### Goal
Pick every line with "vzduchu" from the material below.

▼

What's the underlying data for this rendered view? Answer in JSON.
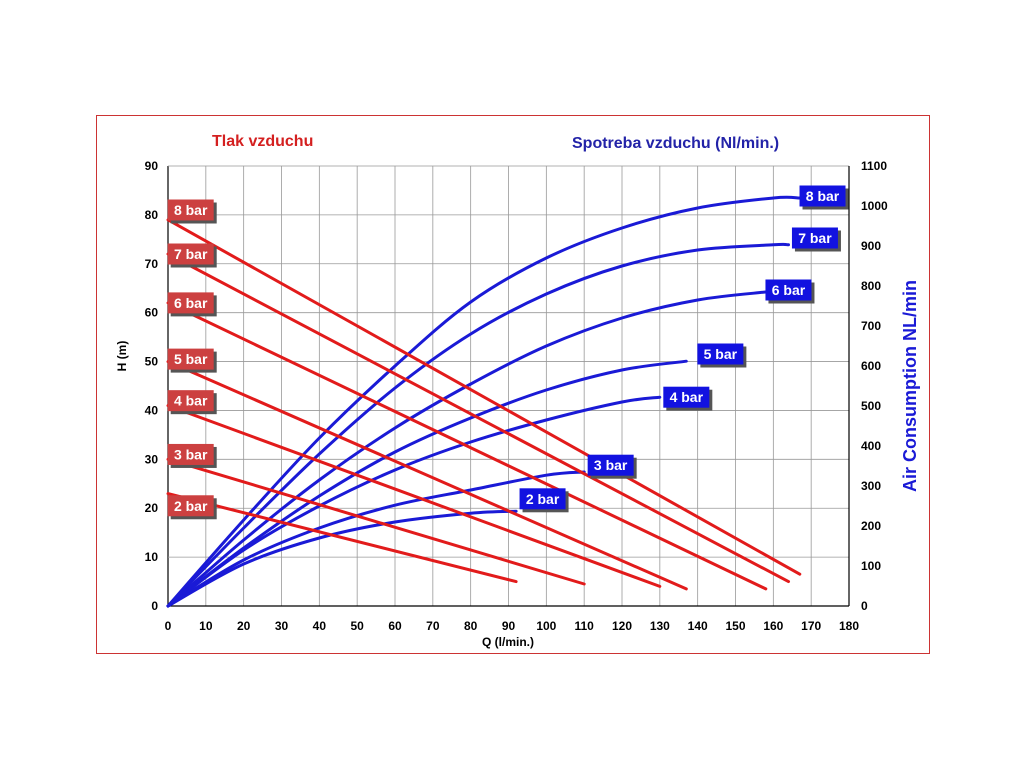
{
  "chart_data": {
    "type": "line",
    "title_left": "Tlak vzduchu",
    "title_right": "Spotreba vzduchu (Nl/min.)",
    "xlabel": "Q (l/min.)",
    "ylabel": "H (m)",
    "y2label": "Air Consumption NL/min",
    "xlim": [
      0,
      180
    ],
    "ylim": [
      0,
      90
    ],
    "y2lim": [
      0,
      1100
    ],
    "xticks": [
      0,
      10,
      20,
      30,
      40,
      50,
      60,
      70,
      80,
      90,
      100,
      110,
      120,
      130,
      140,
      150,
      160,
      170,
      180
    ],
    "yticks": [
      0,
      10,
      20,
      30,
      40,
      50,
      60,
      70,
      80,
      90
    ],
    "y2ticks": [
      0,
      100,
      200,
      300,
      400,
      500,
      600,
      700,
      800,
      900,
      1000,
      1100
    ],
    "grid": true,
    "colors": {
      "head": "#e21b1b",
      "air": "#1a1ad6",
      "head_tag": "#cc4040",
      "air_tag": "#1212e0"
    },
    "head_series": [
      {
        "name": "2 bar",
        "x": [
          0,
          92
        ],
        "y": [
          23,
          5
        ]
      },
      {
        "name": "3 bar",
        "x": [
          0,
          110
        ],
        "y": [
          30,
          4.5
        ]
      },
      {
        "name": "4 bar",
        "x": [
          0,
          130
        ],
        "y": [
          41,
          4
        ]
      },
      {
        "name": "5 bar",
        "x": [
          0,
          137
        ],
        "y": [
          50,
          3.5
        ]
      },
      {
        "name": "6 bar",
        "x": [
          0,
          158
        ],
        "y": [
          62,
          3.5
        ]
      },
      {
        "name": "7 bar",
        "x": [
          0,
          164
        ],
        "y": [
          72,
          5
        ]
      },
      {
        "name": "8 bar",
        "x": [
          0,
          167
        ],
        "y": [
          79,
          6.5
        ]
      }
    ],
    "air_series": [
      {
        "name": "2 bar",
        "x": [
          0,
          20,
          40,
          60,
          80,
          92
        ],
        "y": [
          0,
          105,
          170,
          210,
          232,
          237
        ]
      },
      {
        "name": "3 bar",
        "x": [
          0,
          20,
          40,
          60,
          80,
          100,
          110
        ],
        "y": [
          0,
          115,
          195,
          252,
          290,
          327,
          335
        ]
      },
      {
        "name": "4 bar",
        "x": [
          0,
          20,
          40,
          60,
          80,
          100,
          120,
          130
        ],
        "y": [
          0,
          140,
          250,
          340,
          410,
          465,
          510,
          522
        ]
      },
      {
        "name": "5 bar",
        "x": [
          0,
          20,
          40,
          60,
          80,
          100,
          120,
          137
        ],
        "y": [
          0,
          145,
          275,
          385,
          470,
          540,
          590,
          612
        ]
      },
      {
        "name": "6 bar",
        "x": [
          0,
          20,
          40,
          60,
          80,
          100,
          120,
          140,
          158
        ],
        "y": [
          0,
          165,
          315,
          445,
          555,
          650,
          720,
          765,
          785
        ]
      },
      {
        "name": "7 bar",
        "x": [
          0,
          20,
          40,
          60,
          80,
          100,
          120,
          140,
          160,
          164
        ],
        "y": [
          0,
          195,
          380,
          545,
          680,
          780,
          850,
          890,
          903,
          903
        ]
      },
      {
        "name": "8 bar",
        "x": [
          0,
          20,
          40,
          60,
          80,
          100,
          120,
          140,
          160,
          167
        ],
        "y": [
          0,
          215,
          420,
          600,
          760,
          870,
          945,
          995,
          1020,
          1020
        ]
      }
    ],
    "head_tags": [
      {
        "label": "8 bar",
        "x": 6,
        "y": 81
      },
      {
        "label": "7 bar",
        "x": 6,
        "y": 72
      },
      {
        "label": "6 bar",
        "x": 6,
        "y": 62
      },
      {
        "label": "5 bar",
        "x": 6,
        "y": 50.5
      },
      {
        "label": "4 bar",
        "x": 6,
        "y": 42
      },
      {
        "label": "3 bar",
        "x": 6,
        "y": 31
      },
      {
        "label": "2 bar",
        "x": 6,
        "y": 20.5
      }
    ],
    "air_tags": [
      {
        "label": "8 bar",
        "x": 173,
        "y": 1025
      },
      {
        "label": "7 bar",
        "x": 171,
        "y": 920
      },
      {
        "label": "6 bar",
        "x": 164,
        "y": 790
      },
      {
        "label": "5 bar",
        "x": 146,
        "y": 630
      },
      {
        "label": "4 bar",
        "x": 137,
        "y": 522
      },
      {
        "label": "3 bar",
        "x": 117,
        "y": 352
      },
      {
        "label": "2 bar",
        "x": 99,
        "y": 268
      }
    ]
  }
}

▲

### Result below
    "title_left": "Tlak vzduchu",
    "title_right": "Spotreba vzduchu (Nl/min.)",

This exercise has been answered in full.